## DATASET EXTRACT

————

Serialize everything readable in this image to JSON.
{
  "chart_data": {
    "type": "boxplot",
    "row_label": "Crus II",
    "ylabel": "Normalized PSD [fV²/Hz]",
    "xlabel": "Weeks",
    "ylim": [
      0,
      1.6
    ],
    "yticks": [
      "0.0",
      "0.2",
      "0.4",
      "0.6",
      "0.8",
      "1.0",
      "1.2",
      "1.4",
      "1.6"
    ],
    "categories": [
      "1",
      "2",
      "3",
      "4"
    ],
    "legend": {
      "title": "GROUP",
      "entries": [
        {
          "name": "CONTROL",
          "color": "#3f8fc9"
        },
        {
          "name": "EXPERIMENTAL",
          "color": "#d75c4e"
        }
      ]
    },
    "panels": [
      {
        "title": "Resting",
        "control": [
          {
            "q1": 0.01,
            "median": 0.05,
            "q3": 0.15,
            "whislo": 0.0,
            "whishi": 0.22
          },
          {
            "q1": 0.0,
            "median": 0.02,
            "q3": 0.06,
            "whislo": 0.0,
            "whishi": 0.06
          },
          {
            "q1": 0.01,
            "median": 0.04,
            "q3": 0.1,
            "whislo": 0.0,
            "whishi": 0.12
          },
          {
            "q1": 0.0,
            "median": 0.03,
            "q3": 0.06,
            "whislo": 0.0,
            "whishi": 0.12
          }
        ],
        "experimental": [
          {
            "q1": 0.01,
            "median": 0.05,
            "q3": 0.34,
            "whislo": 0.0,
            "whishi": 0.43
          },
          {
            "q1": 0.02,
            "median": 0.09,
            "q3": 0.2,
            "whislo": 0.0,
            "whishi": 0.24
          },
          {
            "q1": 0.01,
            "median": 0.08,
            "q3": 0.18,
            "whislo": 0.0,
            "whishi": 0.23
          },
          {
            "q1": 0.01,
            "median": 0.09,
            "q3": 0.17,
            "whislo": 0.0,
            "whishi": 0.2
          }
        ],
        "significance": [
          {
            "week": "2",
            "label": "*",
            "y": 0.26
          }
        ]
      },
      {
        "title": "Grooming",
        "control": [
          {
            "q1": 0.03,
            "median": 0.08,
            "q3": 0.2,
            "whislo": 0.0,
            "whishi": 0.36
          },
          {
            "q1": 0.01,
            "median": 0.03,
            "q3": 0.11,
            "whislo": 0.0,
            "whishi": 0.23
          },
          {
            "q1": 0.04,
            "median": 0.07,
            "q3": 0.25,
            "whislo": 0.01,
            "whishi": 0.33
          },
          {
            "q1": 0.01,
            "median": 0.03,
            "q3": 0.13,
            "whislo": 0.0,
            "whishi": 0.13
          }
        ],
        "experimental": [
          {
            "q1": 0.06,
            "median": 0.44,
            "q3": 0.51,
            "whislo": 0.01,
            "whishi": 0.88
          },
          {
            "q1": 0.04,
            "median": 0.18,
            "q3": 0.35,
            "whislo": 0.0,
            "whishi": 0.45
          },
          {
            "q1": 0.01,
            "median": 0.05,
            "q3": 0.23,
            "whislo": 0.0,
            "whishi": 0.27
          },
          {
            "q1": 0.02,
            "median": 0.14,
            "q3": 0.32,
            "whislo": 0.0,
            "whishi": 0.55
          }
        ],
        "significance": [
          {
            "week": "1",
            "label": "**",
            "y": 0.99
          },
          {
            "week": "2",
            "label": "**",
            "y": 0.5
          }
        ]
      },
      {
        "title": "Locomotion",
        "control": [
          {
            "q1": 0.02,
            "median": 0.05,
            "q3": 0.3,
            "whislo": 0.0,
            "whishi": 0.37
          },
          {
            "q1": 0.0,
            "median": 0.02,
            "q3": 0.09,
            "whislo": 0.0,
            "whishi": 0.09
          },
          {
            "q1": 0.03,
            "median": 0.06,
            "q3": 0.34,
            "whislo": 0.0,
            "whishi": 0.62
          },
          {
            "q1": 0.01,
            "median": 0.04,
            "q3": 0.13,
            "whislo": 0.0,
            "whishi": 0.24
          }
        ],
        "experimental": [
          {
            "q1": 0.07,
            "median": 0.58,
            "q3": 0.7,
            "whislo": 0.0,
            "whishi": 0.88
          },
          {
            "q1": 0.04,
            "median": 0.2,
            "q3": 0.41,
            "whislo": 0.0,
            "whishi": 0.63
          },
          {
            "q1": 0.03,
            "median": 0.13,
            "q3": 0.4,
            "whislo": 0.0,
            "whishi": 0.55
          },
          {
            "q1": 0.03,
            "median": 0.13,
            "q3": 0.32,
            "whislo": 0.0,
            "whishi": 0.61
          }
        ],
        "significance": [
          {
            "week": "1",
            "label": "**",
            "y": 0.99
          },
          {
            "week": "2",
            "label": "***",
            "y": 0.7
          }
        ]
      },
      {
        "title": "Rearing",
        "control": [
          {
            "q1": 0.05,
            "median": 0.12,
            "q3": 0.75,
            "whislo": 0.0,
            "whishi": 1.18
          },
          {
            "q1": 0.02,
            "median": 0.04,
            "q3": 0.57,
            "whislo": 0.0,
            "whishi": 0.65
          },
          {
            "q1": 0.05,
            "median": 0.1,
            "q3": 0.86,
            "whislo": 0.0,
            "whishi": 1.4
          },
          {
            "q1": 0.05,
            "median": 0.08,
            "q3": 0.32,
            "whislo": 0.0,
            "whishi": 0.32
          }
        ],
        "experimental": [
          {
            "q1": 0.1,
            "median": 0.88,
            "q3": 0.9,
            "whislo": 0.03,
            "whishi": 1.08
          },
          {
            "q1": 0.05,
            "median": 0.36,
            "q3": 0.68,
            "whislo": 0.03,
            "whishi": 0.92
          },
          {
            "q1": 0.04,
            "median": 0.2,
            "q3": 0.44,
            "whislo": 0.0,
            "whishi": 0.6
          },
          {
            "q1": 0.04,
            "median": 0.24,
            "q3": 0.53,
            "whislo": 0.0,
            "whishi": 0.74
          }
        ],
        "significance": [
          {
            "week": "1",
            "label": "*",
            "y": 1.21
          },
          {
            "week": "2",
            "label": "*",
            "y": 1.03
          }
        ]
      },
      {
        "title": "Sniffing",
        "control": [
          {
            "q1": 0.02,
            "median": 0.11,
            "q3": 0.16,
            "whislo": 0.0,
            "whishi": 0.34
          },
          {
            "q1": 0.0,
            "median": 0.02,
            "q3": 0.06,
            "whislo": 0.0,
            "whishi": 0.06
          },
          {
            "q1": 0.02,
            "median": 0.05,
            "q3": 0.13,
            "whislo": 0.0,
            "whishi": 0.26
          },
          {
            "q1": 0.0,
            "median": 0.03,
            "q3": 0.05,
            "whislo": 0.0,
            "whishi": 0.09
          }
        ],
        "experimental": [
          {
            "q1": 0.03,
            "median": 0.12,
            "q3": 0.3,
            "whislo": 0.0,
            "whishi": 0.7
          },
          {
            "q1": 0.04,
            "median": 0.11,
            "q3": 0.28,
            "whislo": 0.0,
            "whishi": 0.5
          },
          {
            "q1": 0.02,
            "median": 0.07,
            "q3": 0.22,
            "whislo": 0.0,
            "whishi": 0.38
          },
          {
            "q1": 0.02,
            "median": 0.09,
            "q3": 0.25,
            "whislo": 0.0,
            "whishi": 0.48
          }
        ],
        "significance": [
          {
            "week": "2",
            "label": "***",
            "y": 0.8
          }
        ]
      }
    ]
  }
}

————

## SHORT PROBLEM
Go through the records above and set each one down exactly, please.

## EXERCISE ANSWER
Serialize everything readable in this image to JSON.
{
  "chart_data": {
    "type": "boxplot",
    "row_label": "Crus II",
    "ylabel": "Normalized PSD [fV²/Hz]",
    "xlabel": "Weeks",
    "ylim": [
      0,
      1.6
    ],
    "yticks": [
      "0.0",
      "0.2",
      "0.4",
      "0.6",
      "0.8",
      "1.0",
      "1.2",
      "1.4",
      "1.6"
    ],
    "categories": [
      "1",
      "2",
      "3",
      "4"
    ],
    "legend": {
      "title": "GROUP",
      "entries": [
        {
          "name": "CONTROL",
          "color": "#3f8fc9"
        },
        {
          "name": "EXPERIMENTAL",
          "color": "#d75c4e"
        }
      ]
    },
    "panels": [
      {
        "title": "Resting",
        "control": [
          {
            "q1": 0.01,
            "median": 0.05,
            "q3": 0.15,
            "whislo": 0.0,
            "whishi": 0.22
          },
          {
            "q1": 0.0,
            "median": 0.02,
            "q3": 0.06,
            "whislo": 0.0,
            "whishi": 0.06
          },
          {
            "q1": 0.01,
            "median": 0.04,
            "q3": 0.1,
            "whislo": 0.0,
            "whishi": 0.12
          },
          {
            "q1": 0.0,
            "median": 0.03,
            "q3": 0.06,
            "whislo": 0.0,
            "whishi": 0.12
          }
        ],
        "experimental": [
          {
            "q1": 0.01,
            "median": 0.05,
            "q3": 0.34,
            "whislo": 0.0,
            "whishi": 0.43
          },
          {
            "q1": 0.02,
            "median": 0.09,
            "q3": 0.2,
            "whislo": 0.0,
            "whishi": 0.24
          },
          {
            "q1": 0.01,
            "median": 0.08,
            "q3": 0.18,
            "whislo": 0.0,
            "whishi": 0.23
          },
          {
            "q1": 0.01,
            "median": 0.09,
            "q3": 0.17,
            "whislo": 0.0,
            "whishi": 0.2
          }
        ],
        "significance": [
          {
            "week": "2",
            "label": "*",
            "y": 0.26
          }
        ]
      },
      {
        "title": "Grooming",
        "control": [
          {
            "q1": 0.03,
            "median": 0.08,
            "q3": 0.2,
            "whislo": 0.0,
            "whishi": 0.36
          },
          {
            "q1": 0.01,
            "median": 0.03,
            "q3": 0.11,
            "whislo": 0.0,
            "whishi": 0.23
          },
          {
            "q1": 0.04,
            "median": 0.07,
            "q3": 0.25,
            "whislo": 0.01,
            "whishi": 0.33
          },
          {
            "q1": 0.01,
            "median": 0.03,
            "q3": 0.13,
            "whislo": 0.0,
            "whishi": 0.13
          }
        ],
        "experimental": [
          {
            "q1": 0.06,
            "median": 0.44,
            "q3": 0.51,
            "whislo": 0.01,
            "whishi": 0.88
          },
          {
            "q1": 0.04,
            "median": 0.18,
            "q3": 0.35,
            "whislo": 0.0,
            "whishi": 0.45
          },
          {
            "q1": 0.01,
            "median": 0.05,
            "q3": 0.23,
            "whislo": 0.0,
            "whishi": 0.27
          },
          {
            "q1": 0.02,
            "median": 0.14,
            "q3": 0.32,
            "whislo": 0.0,
            "whishi": 0.55
          }
        ],
        "significance": [
          {
            "week": "1",
            "label": "**",
            "y": 0.99
          },
          {
            "week": "2",
            "label": "**",
            "y": 0.5
          }
        ]
      },
      {
        "title": "Locomotion",
        "control": [
          {
            "q1": 0.02,
            "median": 0.05,
            "q3": 0.3,
            "whislo": 0.0,
            "whishi": 0.37
          },
          {
            "q1": 0.0,
            "median": 0.02,
            "q3": 0.09,
            "whislo": 0.0,
            "whishi": 0.09
          },
          {
            "q1": 0.03,
            "median": 0.06,
            "q3": 0.34,
            "whislo": 0.0,
            "whishi": 0.62
          },
          {
            "q1": 0.01,
            "median": 0.04,
            "q3": 0.13,
            "whislo": 0.0,
            "whishi": 0.24
          }
        ],
        "experimental": [
          {
            "q1": 0.07,
            "median": 0.58,
            "q3": 0.7,
            "whislo": 0.0,
            "whishi": 0.88
          },
          {
            "q1": 0.04,
            "median": 0.2,
            "q3": 0.41,
            "whislo": 0.0,
            "whishi": 0.63
          },
          {
            "q1": 0.03,
            "median": 0.13,
            "q3": 0.4,
            "whislo": 0.0,
            "whishi": 0.55
          },
          {
            "q1": 0.03,
            "median": 0.13,
            "q3": 0.32,
            "whislo": 0.0,
            "whishi": 0.61
          }
        ],
        "significance": [
          {
            "week": "1",
            "label": "**",
            "y": 0.99
          },
          {
            "week": "2",
            "label": "***",
            "y": 0.7
          }
        ]
      },
      {
        "title": "Rearing",
        "control": [
          {
            "q1": 0.05,
            "median": 0.12,
            "q3": 0.75,
            "whislo": 0.0,
            "whishi": 1.18
          },
          {
            "q1": 0.02,
            "median": 0.04,
            "q3": 0.57,
            "whislo": 0.0,
            "whishi": 0.65
          },
          {
            "q1": 0.05,
            "median": 0.1,
            "q3": 0.86,
            "whislo": 0.0,
            "whishi": 1.4
          },
          {
            "q1": 0.05,
            "median": 0.08,
            "q3": 0.32,
            "whislo": 0.0,
            "whishi": 0.32
          }
        ],
        "experimental": [
          {
            "q1": 0.1,
            "median": 0.88,
            "q3": 0.9,
            "whislo": 0.03,
            "whishi": 1.08
          },
          {
            "q1": 0.05,
            "median": 0.36,
            "q3": 0.68,
            "whislo": 0.03,
            "whishi": 0.92
          },
          {
            "q1": 0.04,
            "median": 0.2,
            "q3": 0.44,
            "whislo": 0.0,
            "whishi": 0.6
          },
          {
            "q1": 0.04,
            "median": 0.24,
            "q3": 0.53,
            "whislo": 0.0,
            "whishi": 0.74
          }
        ],
        "significance": [
          {
            "week": "1",
            "label": "*",
            "y": 1.21
          },
          {
            "week": "2",
            "label": "*",
            "y": 1.03
          }
        ]
      },
      {
        "title": "Sniffing",
        "control": [
          {
            "q1": 0.02,
            "median": 0.11,
            "q3": 0.16,
            "whislo": 0.0,
            "whishi": 0.34
          },
          {
            "q1": 0.0,
            "median": 0.02,
            "q3": 0.06,
            "whislo": 0.0,
            "whishi": 0.06
          },
          {
            "q1": 0.02,
            "median": 0.05,
            "q3": 0.13,
            "whislo": 0.0,
            "whishi": 0.26
          },
          {
            "q1": 0.0,
            "median": 0.03,
            "q3": 0.05,
            "whislo": 0.0,
            "whishi": 0.09
          }
        ],
        "experimental": [
          {
            "q1": 0.03,
            "median": 0.12,
            "q3": 0.3,
            "whislo": 0.0,
            "whishi": 0.7
          },
          {
            "q1": 0.04,
            "median": 0.11,
            "q3": 0.28,
            "whislo": 0.0,
            "whishi": 0.5
          },
          {
            "q1": 0.02,
            "median": 0.07,
            "q3": 0.22,
            "whislo": 0.0,
            "whishi": 0.38
          },
          {
            "q1": 0.02,
            "median": 0.09,
            "q3": 0.25,
            "whislo": 0.0,
            "whishi": 0.48
          }
        ],
        "significance": [
          {
            "week": "2",
            "label": "***",
            "y": 0.8
          }
        ]
      }
    ]
  }
}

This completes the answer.